**Page excerpt:**

┌──

The country of Georgia harbors some of the most spectacular tourist attractions in the world, including architectural masterpieces, alluringly beautiful landscapes, and famous wine destinations, among others. Nonetheless, you don’t want to miss out on the eye-catching Georgia fortresses spread out in the country. Most of these Georgia historical monuments were built in hard-to-reach areas, including gorges and mountain passes, to safeguard the cities from invasions.
The Georgian fortifications remain major tourist attractions up to date, although natural disasters and endless wars in the past have had a significant impact on their structure. With that being said, let’s guide you through 12 fortresses you ought to visit during your next trip to Georgia.
In Meskheti region of southern Georgia and on the top of a rocky hill overlooking the estuary of rivers Mtkvari and Paravani, stands one of the oldest Georgia fortresses, the Khertvisi fortress. It’s near the famous cave city of Vardzia and is easily visible from the Akhaltsikhe to Akhalkalaki road.
The monument is believed to be constructed in the 2nd century BC with the current walls dating back to 1354. In spite of several centuries, Khertvisi has maintained much of its original state. Khertvisi fortress was the center of the Meskheti region from the 10th to 11th century and then became a town in the 12th century. Following the destruction by the Mongols in the 13th century, the fortress lost its power until the 15th century when Meskheti royals took over its ownership. The Turks owned the fort from the 16th century until the 19th century when it was transformed into a military base for Georgia and Russian troops.
The present complex boasts ruins of a small church, fortified walls, and robust citadel. Two tunnels run from the eastern wall to the river: one was used for communication while the other for water delivery.
Standing firm on a hill above the Gori city in Kartli is the oval Gori Fortress, believed to be constructed centuries before the 13th century when records about it were first found. A fantastic historical illustration of the fortress drawn by Cristoforo Castelli in 1642 under the instruction of King Rostom remains to date.

└──

**Things to do:**
(a) In the Georgia fortresses article, copy the passage that begins with the words "The Georgian fortifications" and ends after "to Akhalkalaki road.", swapping "Mtkvari" for "Kura".
(b) According to the Georgia fortresses article, who drew the historical illustration of Gori Fortress, and in what year?
(c) Using the Georgia fortresses article, explain why most of these historical monuments were built in places like gorges and mountain passes.

**Records shown:**
┌──

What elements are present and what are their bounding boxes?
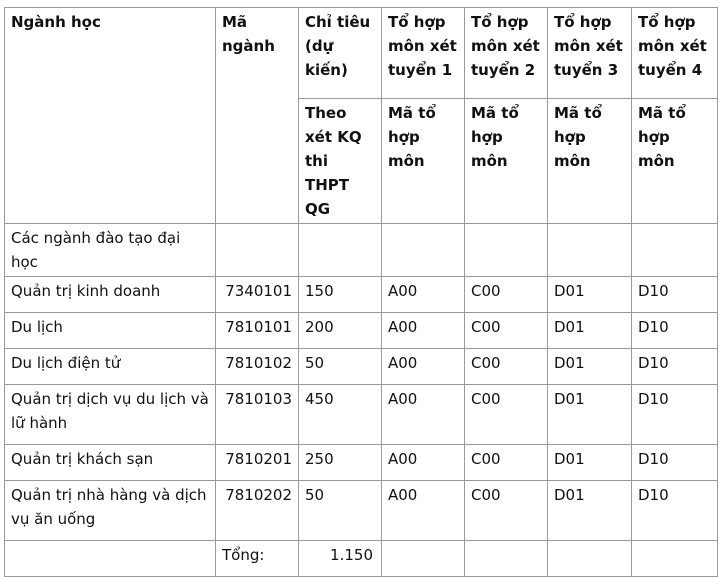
combo-2-code: C00 [465, 385, 548, 445]
combo-1-code: A00 [382, 349, 465, 385]
subheader-combo-1: Mã tổ hợp môn [382, 99, 465, 224]
combo-3-code: D01 [548, 445, 632, 481]
major-name: Du lịch điện tử [5, 349, 216, 385]
combo-3-code: D01 [548, 481, 632, 541]
major-code: 7810102 [216, 349, 299, 385]
major-name: Du lịch [5, 313, 216, 349]
table-row [5, 481, 718, 541]
subheader-quota: Theo xét KQ thi THPT QG [299, 99, 382, 224]
combo-3-code: D01 [548, 349, 632, 385]
major-name: Quản trị dịch vụ du lịch và lữ hành [5, 385, 216, 445]
total-label: Tổng: [216, 541, 299, 577]
table-row [5, 277, 718, 313]
combo-2-code: C00 [465, 277, 548, 313]
combo-1-code: A00 [382, 445, 465, 481]
major-code: 7810101 [216, 313, 299, 349]
header-combo-2: Tổ hợp môn xét tuyển 2 [465, 8, 548, 99]
empty-cell [299, 224, 382, 277]
empty-cell [548, 224, 632, 277]
table-row [5, 445, 718, 481]
quota-value: 250 [299, 445, 382, 481]
combo-1-code: A00 [382, 385, 465, 445]
empty-cell [216, 224, 299, 277]
total-value: 1.150 [299, 541, 382, 577]
combo-4-code: D10 [632, 313, 718, 349]
major-name: Quản trị nhà hàng và dịch vụ ăn uống [5, 481, 216, 541]
table-row [5, 313, 718, 349]
subheader-combo-2: Mã tổ hợp môn [465, 99, 548, 224]
table-row [5, 385, 718, 445]
empty-cell [5, 541, 216, 577]
major-code: 7810202 [216, 481, 299, 541]
header-combo-4: Tổ hợp môn xét tuyển 4 [632, 8, 718, 99]
combo-2-code: C00 [465, 481, 548, 541]
quota-value: 200 [299, 313, 382, 349]
combo-2-code: C00 [465, 313, 548, 349]
header-code: Mã ngành [216, 8, 299, 224]
quota-value: 50 [299, 481, 382, 541]
major-code: 7340101 [216, 277, 299, 313]
header-row [5, 8, 718, 99]
combo-2-code: C00 [465, 445, 548, 481]
empty-cell [465, 224, 548, 277]
total-row [5, 541, 718, 577]
combo-4-code: D10 [632, 445, 718, 481]
combo-4-code: D10 [632, 385, 718, 445]
header-combo-1: Tổ hợp môn xét tuyển 1 [382, 8, 465, 99]
major-code: 7810201 [216, 445, 299, 481]
major-name: Quản trị khách sạn [5, 445, 216, 481]
combo-1-code: A00 [382, 313, 465, 349]
table-row [5, 349, 718, 385]
section-label: Các ngành đào tạo đại học [5, 224, 216, 277]
combo-4-code: D10 [632, 277, 718, 313]
empty-cell [382, 224, 465, 277]
empty-cell [548, 541, 632, 577]
subheader-combo-4: Mã tổ hợp môn [632, 99, 718, 224]
major-code: 7810103 [216, 385, 299, 445]
combo-4-code: D10 [632, 481, 718, 541]
empty-cell [382, 541, 465, 577]
combo-3-code: D01 [548, 385, 632, 445]
quota-value: 450 [299, 385, 382, 445]
combo-1-code: A00 [382, 481, 465, 541]
major-name: Quản trị kinh doanh [5, 277, 216, 313]
combo-2-code: C00 [465, 349, 548, 385]
combo-3-code: D01 [548, 277, 632, 313]
subheader-combo-3: Mã tổ hợp môn [548, 99, 632, 224]
empty-cell [632, 224, 718, 277]
section-row [5, 224, 718, 277]
empty-cell [632, 541, 718, 577]
combo-1-code: A00 [382, 277, 465, 313]
header-major: Ngành học [5, 8, 216, 224]
header-combo-3: Tổ hợp môn xét tuyển 3 [548, 8, 632, 99]
combo-4-code: D10 [632, 349, 718, 385]
quota-value: 50 [299, 349, 382, 385]
header-quota: Chỉ tiêu (dự kiến) [299, 8, 382, 99]
admissions-table [4, 7, 718, 577]
quota-value: 150 [299, 277, 382, 313]
empty-cell [465, 541, 548, 577]
combo-3-code: D01 [548, 313, 632, 349]
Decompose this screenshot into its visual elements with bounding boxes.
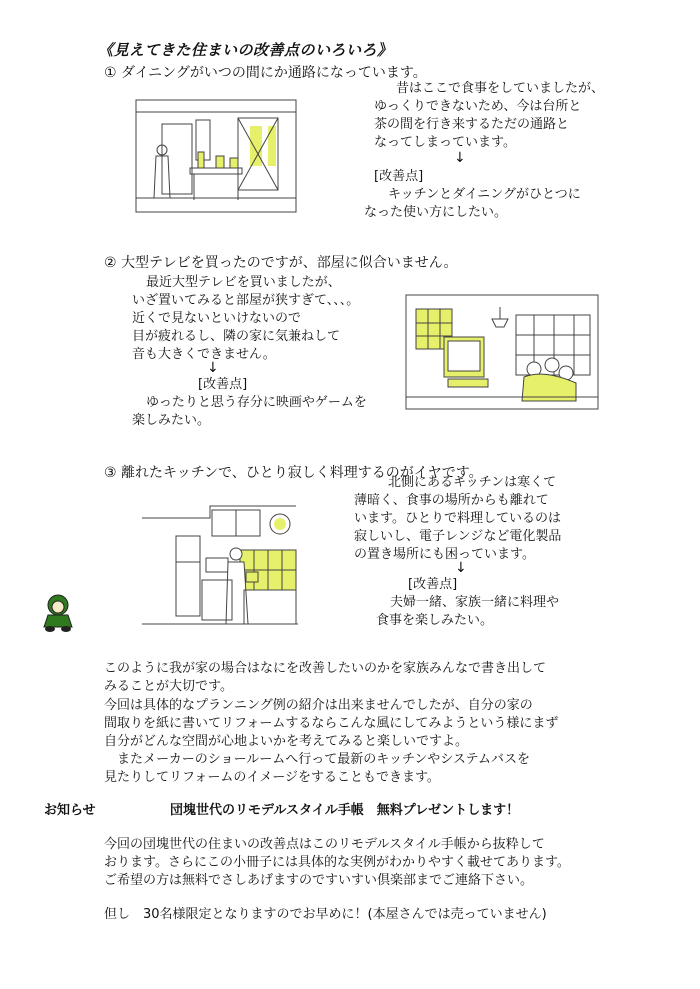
notice-label: お知らせ: [44, 803, 96, 818]
notice-body-2: おります。さらにこの小冊子には具体的な実例がわかりやすく載せてあります。: [104, 855, 570, 870]
section2-improve-2: 楽しみたい。: [132, 413, 211, 428]
section3-heading: ③ 離れたキッチンで、ひとり寂しく料理するのがイヤです。: [104, 465, 483, 481]
section3-body-3: います。ひとりで料理しているのは: [354, 511, 561, 526]
section3-body-4: 寂しいし、電子レンジなど電化製品: [354, 529, 562, 544]
notice-footer: 但し 30名様限定となりますのでお早めに！(本屋さんでは売っていません): [104, 907, 547, 922]
section3-body-5: の置き場所にも困っています。: [354, 547, 535, 562]
section3-arrow: ↓: [455, 560, 467, 576]
summary-line-2: みることが大切です。: [104, 679, 233, 694]
section2-body-3: 近くで見ないといけないので: [132, 311, 302, 326]
section3-body-2: 薄暗く、食事の場所からも離れて: [354, 493, 549, 508]
section1-body-1: 昔はここで食事をしていましたが、: [396, 81, 605, 96]
page-title: 《見えてきた住まいの改善点のいろいろ》: [98, 41, 393, 59]
summary-line-7: 見たりしてリフォームのイメージをすることもできます。: [104, 770, 440, 785]
summary-line-1: このように我が家の場合はなにを改善したいのかを家族みんなで書き出して: [104, 661, 547, 676]
section2-heading: ② 大型テレビを買ったのですが、部屋に似合いません。: [104, 255, 458, 271]
section1-body-2: ゆっくりできないため、今は台所と: [374, 99, 582, 114]
section2-arrow: ↓: [207, 360, 219, 376]
notice-body-1: 今回の団塊世代の住まいの改善点はこのリモデルスタイル手帳から抜粋して: [104, 837, 545, 852]
section3-improve-1: 夫婦一緒、家族一緒に料理や: [390, 595, 560, 610]
section1-improve-2: なった使い方にしたい。: [364, 205, 508, 220]
section2-body-1: 最近大型テレビを買いましたが、: [146, 275, 341, 290]
section1-improve-1: キッチンとダイニングがひとつに: [388, 187, 581, 202]
summary-line-4: 間取りを紙に書いてリフォームするならこんな風にしてみようという様にまず: [104, 716, 559, 731]
section2-improve-1: ゆったりと思う存分に映画やゲームを: [146, 395, 367, 410]
summary-line-5: 自分がどんな空間が心地よいかを考えてみると楽しいですよ。: [104, 734, 469, 749]
living-room-illustration: [404, 293, 600, 413]
dining-illustration: [134, 98, 299, 216]
notice-body-3: ご希望の方は無料でさしあげますのですいすい倶楽部までご連絡下さい。: [104, 873, 534, 888]
section1-heading: ① ダイニングがいつの間にか通路になっています。: [104, 65, 427, 81]
section1-body-3: 茶の間を行き来するただの通路と: [374, 117, 570, 132]
summary-line-6: またメーカーのショールームへ行って最新のキッチンやシステムバスを: [104, 752, 531, 767]
section1-improve-label: [改善点]: [374, 169, 424, 184]
section2-body-5: 音も大きくできません。: [132, 347, 276, 362]
section1-body-4: なってしまっています。: [374, 135, 516, 150]
section3-body-1: 北側にあるキッチンは寒くて: [388, 475, 557, 490]
section3-improve-label: [改善点]: [408, 577, 458, 592]
section2-body-2: いざ置いてみると部屋が狭すぎて、、、。: [132, 293, 360, 308]
kitchen-illustration: [140, 500, 300, 642]
mascot-icon: [40, 593, 78, 633]
section2-body-4: 目が疲れるし、隣の家に気兼ねして: [132, 329, 341, 344]
notice-headline: 団塊世代のリモデルスタイル手帳 無料プレゼントします！: [170, 803, 520, 818]
section1-arrow: ↓: [454, 150, 466, 166]
section3-improve-2: 食事を楽しみたい。: [376, 613, 494, 628]
section2-improve-label: [改善点]: [198, 377, 248, 392]
summary-line-3: 今回は具体的なプランニング例の紹介は出来ませんでしたが、自分の家の: [104, 698, 533, 713]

└──

**Full answers:**
(a)
The Georgian fortifications remain major tourist attractions up to date, although natural disasters and endless wars in the past have had a significant impact on their structure. With that being said, let’s guide you through 12 fortresses you ought to visit during your next trip to Georgia.
In Meskheti region of southern Georgia and on the top of a rocky hill overlooking the estuary of rivers Kura and Paravani, stands one of the oldest Georgia fortresses, the Khertvisi fortress. It’s near the famous cave city of Vardzia and is easily visible from the Akhaltsikhe to Akhalkalaki road.

(b) Cristoforo Castelli drew it in 1642.

(c) Most of these monuments were built in hard-to-reach areas such as gorges and mountain passes to protect the cities from invasions.